═══ Listing ═══
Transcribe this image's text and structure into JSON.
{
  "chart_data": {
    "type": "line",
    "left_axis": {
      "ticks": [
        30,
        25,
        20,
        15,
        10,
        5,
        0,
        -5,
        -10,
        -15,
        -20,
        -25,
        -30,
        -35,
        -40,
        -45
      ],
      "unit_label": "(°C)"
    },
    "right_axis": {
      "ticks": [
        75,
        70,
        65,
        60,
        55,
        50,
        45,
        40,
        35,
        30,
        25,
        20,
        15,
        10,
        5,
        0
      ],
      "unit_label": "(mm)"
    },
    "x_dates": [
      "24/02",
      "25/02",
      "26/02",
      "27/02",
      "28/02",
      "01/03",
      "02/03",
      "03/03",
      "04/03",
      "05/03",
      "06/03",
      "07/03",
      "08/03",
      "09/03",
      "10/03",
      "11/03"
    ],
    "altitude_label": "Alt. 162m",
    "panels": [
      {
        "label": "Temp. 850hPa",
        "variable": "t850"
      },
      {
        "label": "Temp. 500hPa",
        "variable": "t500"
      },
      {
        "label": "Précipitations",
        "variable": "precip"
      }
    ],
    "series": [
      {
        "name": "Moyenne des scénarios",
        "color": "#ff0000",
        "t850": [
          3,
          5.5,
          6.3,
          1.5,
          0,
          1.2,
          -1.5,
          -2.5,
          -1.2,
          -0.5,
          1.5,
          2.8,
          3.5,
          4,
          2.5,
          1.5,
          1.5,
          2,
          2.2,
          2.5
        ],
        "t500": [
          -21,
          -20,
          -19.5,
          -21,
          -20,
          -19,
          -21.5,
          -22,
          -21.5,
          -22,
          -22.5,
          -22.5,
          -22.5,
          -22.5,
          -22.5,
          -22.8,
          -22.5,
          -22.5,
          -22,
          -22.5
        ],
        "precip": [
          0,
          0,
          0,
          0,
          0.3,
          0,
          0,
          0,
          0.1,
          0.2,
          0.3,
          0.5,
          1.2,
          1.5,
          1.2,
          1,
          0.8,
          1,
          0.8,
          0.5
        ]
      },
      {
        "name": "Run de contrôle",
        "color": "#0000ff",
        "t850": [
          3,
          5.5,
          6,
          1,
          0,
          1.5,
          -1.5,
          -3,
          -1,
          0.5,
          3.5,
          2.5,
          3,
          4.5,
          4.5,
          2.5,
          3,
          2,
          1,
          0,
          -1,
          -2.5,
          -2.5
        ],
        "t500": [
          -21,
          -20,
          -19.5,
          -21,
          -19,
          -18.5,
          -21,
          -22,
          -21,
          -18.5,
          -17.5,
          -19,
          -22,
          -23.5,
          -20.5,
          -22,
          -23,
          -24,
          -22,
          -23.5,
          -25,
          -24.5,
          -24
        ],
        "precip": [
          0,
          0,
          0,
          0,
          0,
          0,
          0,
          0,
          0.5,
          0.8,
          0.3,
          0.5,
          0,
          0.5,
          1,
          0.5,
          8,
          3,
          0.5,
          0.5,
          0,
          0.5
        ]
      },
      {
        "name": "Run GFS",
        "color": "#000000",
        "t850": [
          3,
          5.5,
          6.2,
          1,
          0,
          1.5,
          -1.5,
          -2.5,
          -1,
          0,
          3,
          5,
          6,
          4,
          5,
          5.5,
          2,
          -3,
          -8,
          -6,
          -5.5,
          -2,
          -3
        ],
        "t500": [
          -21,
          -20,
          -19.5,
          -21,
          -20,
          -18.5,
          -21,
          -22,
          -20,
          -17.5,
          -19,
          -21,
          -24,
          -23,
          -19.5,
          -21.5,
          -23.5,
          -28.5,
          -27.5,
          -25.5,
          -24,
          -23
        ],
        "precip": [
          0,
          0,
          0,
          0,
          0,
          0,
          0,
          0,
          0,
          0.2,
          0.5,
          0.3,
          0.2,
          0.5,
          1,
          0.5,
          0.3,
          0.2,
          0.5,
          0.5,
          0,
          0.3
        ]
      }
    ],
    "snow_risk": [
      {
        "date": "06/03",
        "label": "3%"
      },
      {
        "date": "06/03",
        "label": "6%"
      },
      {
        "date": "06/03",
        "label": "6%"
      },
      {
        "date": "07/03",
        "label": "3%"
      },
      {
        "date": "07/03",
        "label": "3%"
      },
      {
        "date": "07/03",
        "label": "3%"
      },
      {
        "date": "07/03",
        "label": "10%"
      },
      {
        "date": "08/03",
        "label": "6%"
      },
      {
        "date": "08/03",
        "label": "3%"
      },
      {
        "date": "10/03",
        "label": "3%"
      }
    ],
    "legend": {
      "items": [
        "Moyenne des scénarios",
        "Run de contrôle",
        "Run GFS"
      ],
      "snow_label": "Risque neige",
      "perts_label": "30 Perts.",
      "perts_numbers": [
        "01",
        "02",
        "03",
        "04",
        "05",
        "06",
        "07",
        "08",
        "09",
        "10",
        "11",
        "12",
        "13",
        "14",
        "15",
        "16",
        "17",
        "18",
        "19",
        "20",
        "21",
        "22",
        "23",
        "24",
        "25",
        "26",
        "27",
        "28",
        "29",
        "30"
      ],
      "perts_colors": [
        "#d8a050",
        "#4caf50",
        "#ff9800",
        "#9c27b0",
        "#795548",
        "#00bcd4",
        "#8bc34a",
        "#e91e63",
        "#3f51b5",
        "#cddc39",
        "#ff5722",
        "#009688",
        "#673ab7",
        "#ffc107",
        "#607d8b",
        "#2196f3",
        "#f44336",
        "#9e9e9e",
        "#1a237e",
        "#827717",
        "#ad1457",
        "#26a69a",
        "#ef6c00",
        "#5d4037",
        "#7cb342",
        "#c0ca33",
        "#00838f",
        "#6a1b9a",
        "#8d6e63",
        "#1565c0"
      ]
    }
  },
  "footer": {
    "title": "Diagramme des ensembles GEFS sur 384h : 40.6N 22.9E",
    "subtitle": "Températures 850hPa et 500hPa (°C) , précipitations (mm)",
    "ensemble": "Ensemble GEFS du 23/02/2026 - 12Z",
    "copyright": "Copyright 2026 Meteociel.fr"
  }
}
═══
### Your goal
What is the number of lines in the data above that include the word "contrôle"? Answer with that number only.

### Written response
2